+++ Exercise material +++

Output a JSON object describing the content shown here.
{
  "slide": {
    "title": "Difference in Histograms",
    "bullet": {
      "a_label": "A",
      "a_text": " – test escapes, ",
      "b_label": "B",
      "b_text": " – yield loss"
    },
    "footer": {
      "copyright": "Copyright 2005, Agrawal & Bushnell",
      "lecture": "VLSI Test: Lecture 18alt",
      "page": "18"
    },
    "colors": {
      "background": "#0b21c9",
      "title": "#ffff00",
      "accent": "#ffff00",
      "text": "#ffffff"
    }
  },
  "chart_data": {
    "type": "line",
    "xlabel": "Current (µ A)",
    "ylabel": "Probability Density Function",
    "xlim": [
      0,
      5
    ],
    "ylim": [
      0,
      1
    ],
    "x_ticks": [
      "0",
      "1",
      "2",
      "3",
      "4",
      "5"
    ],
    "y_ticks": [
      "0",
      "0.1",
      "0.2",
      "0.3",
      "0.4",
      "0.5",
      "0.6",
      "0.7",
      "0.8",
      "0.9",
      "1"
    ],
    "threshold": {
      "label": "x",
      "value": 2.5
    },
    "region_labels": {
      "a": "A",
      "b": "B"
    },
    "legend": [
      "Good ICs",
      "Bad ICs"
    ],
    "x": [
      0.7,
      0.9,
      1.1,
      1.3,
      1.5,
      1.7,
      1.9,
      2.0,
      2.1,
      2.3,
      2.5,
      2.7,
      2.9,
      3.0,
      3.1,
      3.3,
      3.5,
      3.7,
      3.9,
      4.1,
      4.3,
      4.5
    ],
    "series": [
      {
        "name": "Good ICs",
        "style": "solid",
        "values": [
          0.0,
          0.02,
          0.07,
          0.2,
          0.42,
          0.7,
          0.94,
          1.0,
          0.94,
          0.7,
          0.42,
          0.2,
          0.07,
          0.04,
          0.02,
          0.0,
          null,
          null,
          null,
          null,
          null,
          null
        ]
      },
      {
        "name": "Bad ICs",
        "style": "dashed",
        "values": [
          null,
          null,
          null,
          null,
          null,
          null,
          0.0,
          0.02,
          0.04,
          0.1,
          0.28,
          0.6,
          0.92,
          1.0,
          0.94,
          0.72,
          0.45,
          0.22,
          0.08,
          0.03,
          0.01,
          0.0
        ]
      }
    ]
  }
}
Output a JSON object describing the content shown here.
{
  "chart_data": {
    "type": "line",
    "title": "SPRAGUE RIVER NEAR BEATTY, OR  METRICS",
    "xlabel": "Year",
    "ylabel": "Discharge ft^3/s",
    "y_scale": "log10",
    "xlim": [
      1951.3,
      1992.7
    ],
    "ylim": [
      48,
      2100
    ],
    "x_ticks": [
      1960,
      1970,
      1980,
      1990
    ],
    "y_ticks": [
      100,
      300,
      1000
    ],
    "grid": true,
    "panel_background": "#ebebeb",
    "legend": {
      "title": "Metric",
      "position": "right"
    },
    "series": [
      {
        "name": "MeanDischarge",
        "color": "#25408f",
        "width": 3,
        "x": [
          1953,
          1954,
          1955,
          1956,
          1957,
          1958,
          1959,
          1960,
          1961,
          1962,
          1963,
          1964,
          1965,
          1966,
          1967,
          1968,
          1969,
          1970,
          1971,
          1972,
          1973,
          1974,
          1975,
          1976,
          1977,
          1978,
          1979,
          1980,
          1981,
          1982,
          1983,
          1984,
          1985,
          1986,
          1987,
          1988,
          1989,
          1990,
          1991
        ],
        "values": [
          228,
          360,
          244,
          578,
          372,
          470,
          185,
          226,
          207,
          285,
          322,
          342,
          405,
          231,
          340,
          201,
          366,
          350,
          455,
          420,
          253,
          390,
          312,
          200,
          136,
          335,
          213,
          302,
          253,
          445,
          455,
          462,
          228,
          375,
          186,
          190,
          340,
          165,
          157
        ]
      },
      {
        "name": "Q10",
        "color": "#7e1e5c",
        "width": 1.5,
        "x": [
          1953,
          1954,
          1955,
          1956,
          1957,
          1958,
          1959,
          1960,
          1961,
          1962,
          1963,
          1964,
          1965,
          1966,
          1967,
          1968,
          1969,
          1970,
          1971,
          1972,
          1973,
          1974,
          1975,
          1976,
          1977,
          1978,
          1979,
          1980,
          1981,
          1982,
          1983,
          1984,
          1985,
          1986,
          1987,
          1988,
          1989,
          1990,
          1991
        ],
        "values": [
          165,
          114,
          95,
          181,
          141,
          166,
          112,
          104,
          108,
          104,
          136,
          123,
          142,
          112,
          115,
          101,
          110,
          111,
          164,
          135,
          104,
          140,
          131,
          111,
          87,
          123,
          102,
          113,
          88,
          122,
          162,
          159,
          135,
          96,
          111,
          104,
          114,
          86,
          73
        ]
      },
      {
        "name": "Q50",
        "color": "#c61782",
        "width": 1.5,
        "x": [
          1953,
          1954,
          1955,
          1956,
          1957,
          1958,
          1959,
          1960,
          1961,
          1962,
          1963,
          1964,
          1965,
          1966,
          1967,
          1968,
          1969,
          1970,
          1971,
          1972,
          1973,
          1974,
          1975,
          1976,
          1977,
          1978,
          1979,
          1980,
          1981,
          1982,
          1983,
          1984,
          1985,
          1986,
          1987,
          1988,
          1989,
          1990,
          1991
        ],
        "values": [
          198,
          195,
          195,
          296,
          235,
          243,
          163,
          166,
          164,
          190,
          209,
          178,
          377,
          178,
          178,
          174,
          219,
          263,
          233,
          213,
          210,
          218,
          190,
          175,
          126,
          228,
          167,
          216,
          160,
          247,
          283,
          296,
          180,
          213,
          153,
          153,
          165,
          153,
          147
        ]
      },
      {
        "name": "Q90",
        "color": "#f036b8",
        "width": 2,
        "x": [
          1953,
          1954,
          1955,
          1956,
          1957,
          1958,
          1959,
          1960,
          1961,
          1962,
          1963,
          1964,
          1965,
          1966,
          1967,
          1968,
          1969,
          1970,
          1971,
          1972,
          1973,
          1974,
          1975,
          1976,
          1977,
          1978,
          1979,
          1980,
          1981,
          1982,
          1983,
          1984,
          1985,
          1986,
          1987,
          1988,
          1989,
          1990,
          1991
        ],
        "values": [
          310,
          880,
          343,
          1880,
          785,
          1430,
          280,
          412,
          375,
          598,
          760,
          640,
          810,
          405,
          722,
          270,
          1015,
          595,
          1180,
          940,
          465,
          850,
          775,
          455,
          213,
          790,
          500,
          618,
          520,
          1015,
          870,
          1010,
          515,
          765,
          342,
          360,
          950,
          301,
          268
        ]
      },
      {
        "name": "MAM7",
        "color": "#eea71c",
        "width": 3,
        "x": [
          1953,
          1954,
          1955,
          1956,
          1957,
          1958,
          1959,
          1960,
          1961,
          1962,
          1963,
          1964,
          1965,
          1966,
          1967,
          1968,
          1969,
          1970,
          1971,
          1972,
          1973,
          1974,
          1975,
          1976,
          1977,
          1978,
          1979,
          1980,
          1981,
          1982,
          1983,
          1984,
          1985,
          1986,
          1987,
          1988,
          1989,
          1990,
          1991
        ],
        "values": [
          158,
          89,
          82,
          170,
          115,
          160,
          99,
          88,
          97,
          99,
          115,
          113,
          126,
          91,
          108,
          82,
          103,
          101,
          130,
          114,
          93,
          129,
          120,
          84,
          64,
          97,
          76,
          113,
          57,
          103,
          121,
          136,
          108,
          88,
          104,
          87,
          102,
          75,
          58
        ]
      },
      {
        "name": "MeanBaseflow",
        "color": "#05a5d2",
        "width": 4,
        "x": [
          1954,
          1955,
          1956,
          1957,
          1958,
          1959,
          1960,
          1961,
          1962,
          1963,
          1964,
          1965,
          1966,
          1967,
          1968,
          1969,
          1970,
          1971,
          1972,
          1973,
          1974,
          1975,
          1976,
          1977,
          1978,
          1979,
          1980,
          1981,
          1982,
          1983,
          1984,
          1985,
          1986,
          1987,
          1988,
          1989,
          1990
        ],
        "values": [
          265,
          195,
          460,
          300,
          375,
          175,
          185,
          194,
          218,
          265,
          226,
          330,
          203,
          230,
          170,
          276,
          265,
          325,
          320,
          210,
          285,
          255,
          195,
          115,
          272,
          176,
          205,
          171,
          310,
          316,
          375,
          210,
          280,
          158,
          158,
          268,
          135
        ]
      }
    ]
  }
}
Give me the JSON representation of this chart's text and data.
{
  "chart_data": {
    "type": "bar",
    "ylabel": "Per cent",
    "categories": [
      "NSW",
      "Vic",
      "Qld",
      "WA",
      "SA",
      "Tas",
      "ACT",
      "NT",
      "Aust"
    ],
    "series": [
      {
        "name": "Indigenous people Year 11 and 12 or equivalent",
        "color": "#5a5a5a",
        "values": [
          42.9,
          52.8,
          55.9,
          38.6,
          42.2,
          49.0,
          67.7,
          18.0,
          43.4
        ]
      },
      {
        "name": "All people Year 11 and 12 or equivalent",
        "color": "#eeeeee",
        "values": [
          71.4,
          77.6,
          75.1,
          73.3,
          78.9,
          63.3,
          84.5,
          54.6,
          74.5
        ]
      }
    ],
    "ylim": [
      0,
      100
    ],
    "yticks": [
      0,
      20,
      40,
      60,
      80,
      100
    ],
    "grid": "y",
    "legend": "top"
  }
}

+++

(Objective): What is the number of lines that hold the string "title"? Give it alone.

(Solution for this problem): 4